Stored items from a collection:
↓↓↓

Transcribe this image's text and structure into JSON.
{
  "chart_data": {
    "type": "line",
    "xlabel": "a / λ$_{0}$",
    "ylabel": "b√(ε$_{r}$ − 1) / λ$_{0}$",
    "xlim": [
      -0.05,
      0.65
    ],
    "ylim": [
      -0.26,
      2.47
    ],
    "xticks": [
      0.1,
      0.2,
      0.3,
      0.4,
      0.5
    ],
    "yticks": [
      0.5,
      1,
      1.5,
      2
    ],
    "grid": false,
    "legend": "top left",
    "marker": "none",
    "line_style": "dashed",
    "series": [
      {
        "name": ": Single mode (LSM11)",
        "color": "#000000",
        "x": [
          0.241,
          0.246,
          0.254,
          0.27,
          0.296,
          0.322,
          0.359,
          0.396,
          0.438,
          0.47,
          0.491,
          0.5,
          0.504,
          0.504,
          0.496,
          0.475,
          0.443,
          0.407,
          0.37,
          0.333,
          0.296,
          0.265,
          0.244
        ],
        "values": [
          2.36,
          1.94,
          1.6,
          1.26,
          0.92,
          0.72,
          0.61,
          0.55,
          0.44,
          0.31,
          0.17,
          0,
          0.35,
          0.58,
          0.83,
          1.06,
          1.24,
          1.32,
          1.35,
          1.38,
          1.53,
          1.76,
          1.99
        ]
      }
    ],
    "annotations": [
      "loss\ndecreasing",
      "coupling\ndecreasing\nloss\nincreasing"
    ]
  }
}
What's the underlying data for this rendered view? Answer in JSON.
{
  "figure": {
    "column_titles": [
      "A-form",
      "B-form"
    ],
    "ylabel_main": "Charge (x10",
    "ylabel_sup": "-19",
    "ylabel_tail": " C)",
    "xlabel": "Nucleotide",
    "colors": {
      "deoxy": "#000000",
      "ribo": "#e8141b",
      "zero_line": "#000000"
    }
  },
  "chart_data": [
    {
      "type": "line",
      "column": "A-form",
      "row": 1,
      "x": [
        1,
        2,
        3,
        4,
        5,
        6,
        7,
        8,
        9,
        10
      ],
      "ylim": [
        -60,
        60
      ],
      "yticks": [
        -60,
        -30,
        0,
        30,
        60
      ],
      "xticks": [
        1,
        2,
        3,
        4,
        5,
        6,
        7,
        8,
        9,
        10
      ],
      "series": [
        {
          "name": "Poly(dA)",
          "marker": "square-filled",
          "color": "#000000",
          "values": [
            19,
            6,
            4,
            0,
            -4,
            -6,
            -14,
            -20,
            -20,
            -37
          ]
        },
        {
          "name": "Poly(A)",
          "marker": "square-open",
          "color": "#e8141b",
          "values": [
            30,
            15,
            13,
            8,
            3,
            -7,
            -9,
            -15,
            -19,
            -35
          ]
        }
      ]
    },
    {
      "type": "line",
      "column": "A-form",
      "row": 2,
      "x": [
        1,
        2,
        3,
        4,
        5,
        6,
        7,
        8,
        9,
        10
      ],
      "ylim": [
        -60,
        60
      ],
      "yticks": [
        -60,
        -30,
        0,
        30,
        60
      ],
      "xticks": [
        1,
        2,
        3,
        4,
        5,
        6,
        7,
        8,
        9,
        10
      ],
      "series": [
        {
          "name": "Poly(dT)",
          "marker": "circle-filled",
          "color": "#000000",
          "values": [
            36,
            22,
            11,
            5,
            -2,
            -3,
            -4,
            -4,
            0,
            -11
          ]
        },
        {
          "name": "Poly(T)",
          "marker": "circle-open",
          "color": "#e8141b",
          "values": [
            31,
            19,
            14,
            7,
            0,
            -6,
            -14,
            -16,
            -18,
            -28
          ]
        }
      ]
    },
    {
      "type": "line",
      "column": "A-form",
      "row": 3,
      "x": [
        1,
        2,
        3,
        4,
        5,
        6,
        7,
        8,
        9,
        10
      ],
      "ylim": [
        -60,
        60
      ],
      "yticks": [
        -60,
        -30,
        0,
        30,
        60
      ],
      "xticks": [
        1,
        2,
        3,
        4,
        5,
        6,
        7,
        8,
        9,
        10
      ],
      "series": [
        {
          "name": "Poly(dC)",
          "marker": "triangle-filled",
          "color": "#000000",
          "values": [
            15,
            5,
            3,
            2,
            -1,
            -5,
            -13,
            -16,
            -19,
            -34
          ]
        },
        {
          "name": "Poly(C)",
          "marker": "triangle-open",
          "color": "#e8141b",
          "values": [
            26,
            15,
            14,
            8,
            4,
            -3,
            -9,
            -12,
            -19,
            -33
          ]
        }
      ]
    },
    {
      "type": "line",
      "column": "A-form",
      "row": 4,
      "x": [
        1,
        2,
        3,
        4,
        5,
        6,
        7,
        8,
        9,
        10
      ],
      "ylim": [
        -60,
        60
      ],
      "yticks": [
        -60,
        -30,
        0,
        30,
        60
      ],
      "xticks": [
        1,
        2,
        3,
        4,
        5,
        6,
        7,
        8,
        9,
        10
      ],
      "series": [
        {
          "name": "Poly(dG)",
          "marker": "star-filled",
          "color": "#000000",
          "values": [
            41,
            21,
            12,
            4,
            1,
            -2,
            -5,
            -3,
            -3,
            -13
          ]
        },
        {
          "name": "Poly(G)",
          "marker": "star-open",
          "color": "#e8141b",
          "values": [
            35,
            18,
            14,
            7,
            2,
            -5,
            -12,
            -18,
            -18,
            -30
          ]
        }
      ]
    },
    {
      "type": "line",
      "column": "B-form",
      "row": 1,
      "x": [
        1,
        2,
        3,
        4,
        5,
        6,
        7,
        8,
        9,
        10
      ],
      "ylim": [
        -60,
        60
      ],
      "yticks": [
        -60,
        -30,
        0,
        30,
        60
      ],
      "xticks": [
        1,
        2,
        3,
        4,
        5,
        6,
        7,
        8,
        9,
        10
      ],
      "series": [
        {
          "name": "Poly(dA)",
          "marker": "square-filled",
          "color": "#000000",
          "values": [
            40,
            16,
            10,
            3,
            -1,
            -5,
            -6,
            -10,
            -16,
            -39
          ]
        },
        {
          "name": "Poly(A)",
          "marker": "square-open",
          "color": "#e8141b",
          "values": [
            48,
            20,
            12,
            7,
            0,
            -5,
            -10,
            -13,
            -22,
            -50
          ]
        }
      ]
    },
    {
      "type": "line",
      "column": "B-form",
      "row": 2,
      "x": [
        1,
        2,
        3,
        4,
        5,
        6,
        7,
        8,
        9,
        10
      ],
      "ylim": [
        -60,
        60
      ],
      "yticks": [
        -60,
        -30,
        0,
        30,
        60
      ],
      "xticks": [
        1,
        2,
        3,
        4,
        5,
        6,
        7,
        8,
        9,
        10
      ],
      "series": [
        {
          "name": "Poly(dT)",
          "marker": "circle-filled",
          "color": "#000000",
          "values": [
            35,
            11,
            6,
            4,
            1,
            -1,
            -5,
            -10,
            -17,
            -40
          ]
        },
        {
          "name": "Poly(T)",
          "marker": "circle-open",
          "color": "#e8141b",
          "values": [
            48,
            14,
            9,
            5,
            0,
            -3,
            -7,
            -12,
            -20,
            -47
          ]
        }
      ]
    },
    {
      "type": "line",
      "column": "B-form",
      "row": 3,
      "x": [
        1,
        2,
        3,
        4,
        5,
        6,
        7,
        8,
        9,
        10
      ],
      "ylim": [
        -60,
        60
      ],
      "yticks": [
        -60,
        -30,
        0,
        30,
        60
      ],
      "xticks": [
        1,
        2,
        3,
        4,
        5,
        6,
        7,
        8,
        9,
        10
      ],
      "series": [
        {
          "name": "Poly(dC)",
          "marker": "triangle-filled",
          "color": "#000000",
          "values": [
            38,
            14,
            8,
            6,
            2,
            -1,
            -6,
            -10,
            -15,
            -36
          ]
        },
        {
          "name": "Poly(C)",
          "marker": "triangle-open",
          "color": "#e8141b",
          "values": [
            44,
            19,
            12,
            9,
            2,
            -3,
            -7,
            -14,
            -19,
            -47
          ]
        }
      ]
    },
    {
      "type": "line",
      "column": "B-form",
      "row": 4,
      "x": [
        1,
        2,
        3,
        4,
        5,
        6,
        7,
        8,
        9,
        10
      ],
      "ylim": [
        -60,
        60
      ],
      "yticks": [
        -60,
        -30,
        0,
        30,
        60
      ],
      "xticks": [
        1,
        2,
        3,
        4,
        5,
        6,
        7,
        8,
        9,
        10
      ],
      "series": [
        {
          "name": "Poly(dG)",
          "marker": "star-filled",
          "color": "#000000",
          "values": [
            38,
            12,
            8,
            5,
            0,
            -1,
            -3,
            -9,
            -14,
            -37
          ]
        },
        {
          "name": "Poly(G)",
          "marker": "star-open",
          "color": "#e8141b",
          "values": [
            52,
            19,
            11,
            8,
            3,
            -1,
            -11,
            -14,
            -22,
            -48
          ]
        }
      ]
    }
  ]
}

↑↑↑

● **Task**
Copy each line containing the word "ndecreasing" from the data.

● **Response for this exercise**
      "loss\ndecreasing",
      "coupling\ndecreasing\nloss\nincreasing"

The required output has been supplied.